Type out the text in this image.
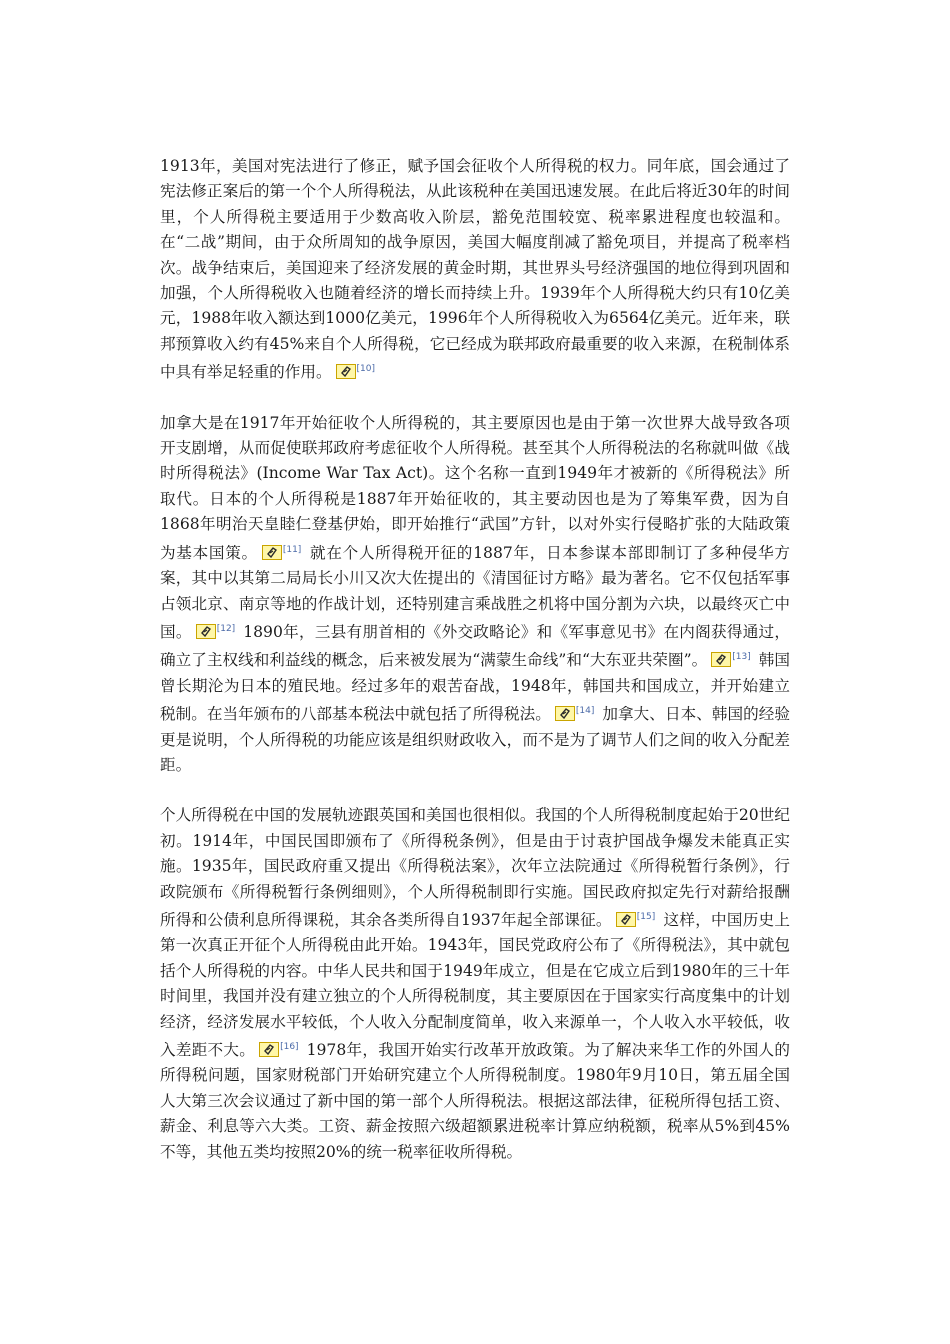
1913年，美国对宪法进行了修正，赋予国会征收个人所得税的权力。同年底，国会通过了宪法修正案后的第一个个人所得税法，从此该税种在美国迅速发展。在此后将近30年的时间里，个人所得税主要适用于少数高收入阶层，豁免范围较宽、税率累进程度也较温和。在“二战”期间，由于众所周知的战争原因，美国大幅度削减了豁免项目，并提高了税率档次。战争结束后，美国迎来了经济发展的黄金时期，其世界头号经济强国的地位得到巩固和加强，个人所得税收入也随着经济的增长而持续上升。1939年个人所得税大约只有10亿美元，1988年收入额达到1000亿美元，1996年个人所得税收入为6564亿美元。近年来，联邦预算收入约有45%来自个人所得税，它已经成为联邦政府最重要的收入来源，在税制体系中具有举足轻重的作用。	[10]

加拿大是在1917年开始征收个人所得税的，其主要原因也是由于第一次世界大战导致各项开支剧增，从而促使联邦政府考虑征收个人所得税。甚至其个人所得税法的名称就叫做《战时所得税法》(Income War Tax Act)。这个名称一直到1949年才被新的《所得税法》所取代。日本的个人所得税是1887年开始征收的，其主要动因也是为了筹集军费，因为自1868年明治天皇睦仁登基伊始，即开始推行“武国”方针，以对外实行侵略扩张的大陆政策为基本国策。	[11] 就在个人所得税开征的1887年，日本参谋本部即制订了多种侵华方案，其中以其第二局局长小川又次大佐提出的《清国征讨方略》最为著名。它不仅包括军事占领北京、南京等地的作战计划，还特别建言乘战胜之机将中国分割为六块，以最终灭亡中国。	[12] 1890年，三县有朋首相的《外交政略论》和《军事意见书》在内阁获得通过，确立了主权线和利益线的概念，后来被发展为“满蒙生命线”和“大东亚共荣圈”。	[13] 韩国曾长期沦为日本的殖民地。经过多年的艰苦奋战，1948年，韩国共和国成立，并开始建立税制。在当年颁布的八部基本税法中就包括了所得税法。	[14] 加拿大、日本、韩国的经验更是说明，个人所得税的功能应该是组织财政收入，而不是为了调节人们之间的收入分配差距。

个人所得税在中国的发展轨迹跟英国和美国也很相似。我国的个人所得税制度起始于20世纪初。1914年，中国民国即颁布了《所得税条例》，但是由于讨袁护国战争爆发未能真正实施。1935年，国民政府重又提出《所得税法案》，次年立法院通过《所得税暂行条例》，行政院颁布《所得税暂行条例细则》，个人所得税制即行实施。国民政府拟定先行对薪给报酬所得和公债利息所得课税，其余各类所得自1937年起全部课征。	[15] 这样，中国历史上第一次真正开征个人所得税由此开始。1943年，国民党政府公布了《所得税法》，其中就包括个人所得税的内容。中华人民共和国于1949年成立，但是在它成立后到1980年的三十年时间里，我国并没有建立独立的个人所得税制度，其主要原因在于国家实行高度集中的计划经济，经济发展水平较低，个人收入分配制度简单，收入来源单一，个人收入水平较低，收入差距不大。	[16] 1978年，我国开始实行改革开放政策。为了解决来华工作的外国人的所得税问题，国家财税部门开始研究建立个人所得税制度。1980年9月10日，第五届全国人大第三次会议通过了新中国的第一部个人所得税法。根据这部法律，征税所得包括工资、薪金、利息等六大类。工资、薪金按照六级超额累进税率计算应纳税额，税率从5%到45%不等，其他五类均按照20%的统一税率征收所得税。
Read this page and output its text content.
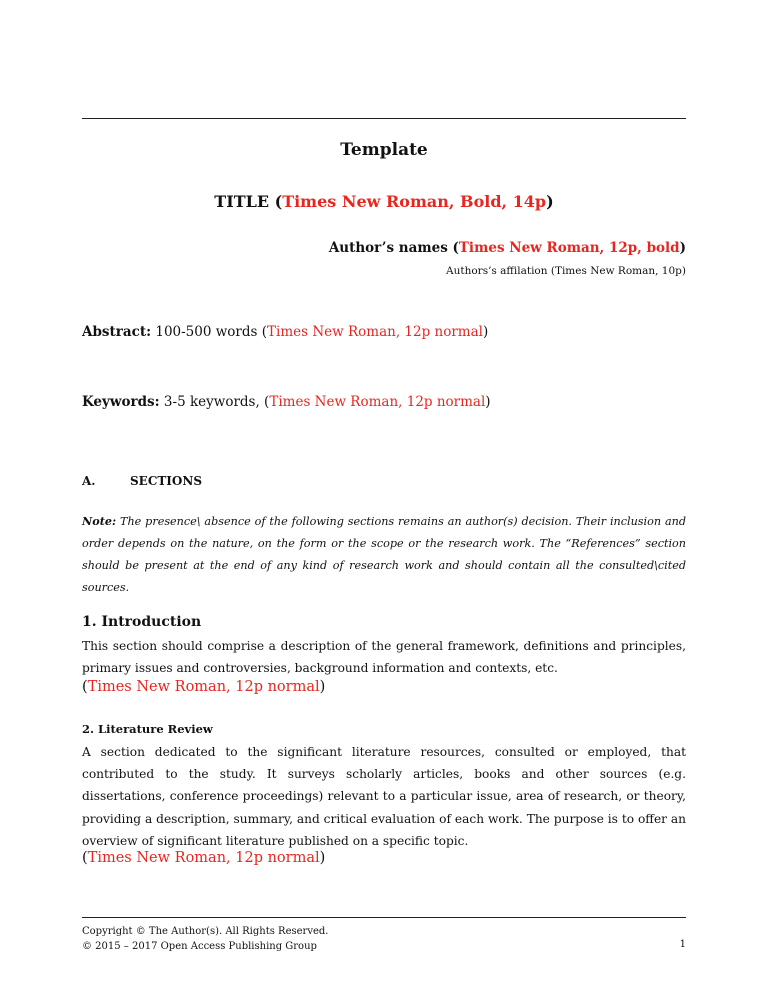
Template
TITLE (Times New Roman, Bold, 14p)
Author’s names (Times New Roman, 12p, bold)
Authors’s affilation (Times New Roman, 10p)
Abstract: 100-500 words (Times New Roman, 12p normal)
Keywords: 3-5 keywords, (Times New Roman, 12p normal)
A.	SECTIONS
Note: The presence\ absence of the following sections remains an author(s) decision. Their inclusion and order depends on the nature, on the form or the scope or the research work. The “References” section should be present at the end of any kind of research work and should contain all the consulted\cited sources.
1. Introduction
This section should comprise a description of the general framework, definitions and principles, primary issues and controversies, background information and contexts, etc.
(Times New Roman, 12p normal)
2. Literature Review
A section dedicated to the significant literature resources, consulted or employed, that contributed to the study. It surveys scholarly articles, books and other sources (e.g. dissertations, conference proceedings) relevant to a particular issue, area of research, or theory, providing a description, summary, and critical evaluation of each work. The purpose is to offer an overview of significant literature published on a specific topic.
(Times New Roman, 12p normal)
Copyright © The Author(s). All Rights Reserved.
© 2015 – 2017 Open Access Publishing Group	1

● ● ● ● ● ● ●

* [YOUR OBJECTIVE] Write the lines above out again exactly, without any of their pictures.

* [WRITTEN RESPONSE]
Type out the text in this image.
1913年，美国对宪法进行了修正，赋予国会征收个人所得税的权力。同年底，国会通过了宪法修正案后的第一个个人所得税法，从此该税种在美国迅速发展。在此后将近30年的时间里，个人所得税主要适用于少数高收入阶层，豁免范围较宽、税率累进程度也较温和。在“二战”期间，由于众所周知的战争原因，美国大幅度削减了豁免项目，并提高了税率档次。战争结束后，美国迎来了经济发展的黄金时期，其世界头号经济强国的地位得到巩固和加强，个人所得税收入也随着经济的增长而持续上升。1939年个人所得税大约只有10亿美元，1988年收入额达到1000亿美元，1996年个人所得税收入为6564亿美元。近年来，联邦预算收入约有45%来自个人所得税，它已经成为联邦政府最重要的收入来源，在税制体系中具有举足轻重的作用。	[10]

加拿大是在1917年开始征收个人所得税的，其主要原因也是由于第一次世界大战导致各项开支剧增，从而促使联邦政府考虑征收个人所得税。甚至其个人所得税法的名称就叫做《战时所得税法》(Income War Tax Act)。这个名称一直到1949年才被新的《所得税法》所取代。日本的个人所得税是1887年开始征收的，其主要动因也是为了筹集军费，因为自1868年明治天皇睦仁登基伊始，即开始推行“武国”方针，以对外实行侵略扩张的大陆政策为基本国策。	[11] 就在个人所得税开征的1887年，日本参谋本部即制订了多种侵华方案，其中以其第二局局长小川又次大佐提出的《清国征讨方略》最为著名。它不仅包括军事占领北京、南京等地的作战计划，还特别建言乘战胜之机将中国分割为六块，以最终灭亡中国。	[12] 1890年，三县有朋首相的《外交政略论》和《军事意见书》在内阁获得通过，确立了主权线和利益线的概念，后来被发展为“满蒙生命线”和“大东亚共荣圈”。	[13] 韩国曾长期沦为日本的殖民地。经过多年的艰苦奋战，1948年，韩国共和国成立，并开始建立税制。在当年颁布的八部基本税法中就包括了所得税法。	[14] 加拿大、日本、韩国的经验更是说明，个人所得税的功能应该是组织财政收入，而不是为了调节人们之间的收入分配差距。

个人所得税在中国的发展轨迹跟英国和美国也很相似。我国的个人所得税制度起始于20世纪初。1914年，中国民国即颁布了《所得税条例》，但是由于讨袁护国战争爆发未能真正实施。1935年，国民政府重又提出《所得税法案》，次年立法院通过《所得税暂行条例》，行政院颁布《所得税暂行条例细则》，个人所得税制即行实施。国民政府拟定先行对薪给报酬所得和公债利息所得课税，其余各类所得自1937年起全部课征。	[15] 这样，中国历史上第一次真正开征个人所得税由此开始。1943年，国民党政府公布了《所得税法》，其中就包括个人所得税的内容。中华人民共和国于1949年成立，但是在它成立后到1980年的三十年时间里，我国并没有建立独立的个人所得税制度，其主要原因在于国家实行高度集中的计划经济，经济发展水平较低，个人收入分配制度简单，收入来源单一，个人收入水平较低，收入差距不大。	[16] 1978年，我国开始实行改革开放政策。为了解决来华工作的外国人的所得税问题，国家财税部门开始研究建立个人所得税制度。1980年9月10日，第五届全国人大第三次会议通过了新中国的第一部个人所得税法。根据这部法律，征税所得包括工资、薪金、利息等六大类。工资、薪金按照六级超额累进税率计算应纳税额，税率从5%到45%不等，其他五类均按照20%的统一税率征收所得税。
Read this page and output its text content.
Template
TITLE (Times New Roman, Bold, 14p)
Author’s names (Times New Roman, 12p, bold)
Authors’s affilation (Times New Roman, 10p)
Abstract: 100-500 words (Times New Roman, 12p normal)
Keywords: 3-5 keywords, (Times New Roman, 12p normal)
A.	SECTIONS
Note: The presence\ absence of the following sections remains an author(s) decision. Their inclusion and order depends on the nature, on the form or the scope or the research work. The “References” section should be present at the end of any kind of research work and should contain all the consulted\cited sources.
1. Introduction
This section should comprise a description of the general framework, definitions and principles, primary issues and controversies, background information and contexts, etc.
(Times New Roman, 12p normal)
2. Literature Review
A section dedicated to the significant literature resources, consulted or employed, that contributed to the study. It surveys scholarly articles, books and other sources (e.g. dissertations, conference proceedings) relevant to a particular issue, area of research, or theory, providing a description, summary, and critical evaluation of each work. The purpose is to offer an overview of significant literature published on a specific topic.
(Times New Roman, 12p normal)
Copyright © The Author(s). All Rights Reserved.
© 2015 – 2017 Open Access Publishing Group	1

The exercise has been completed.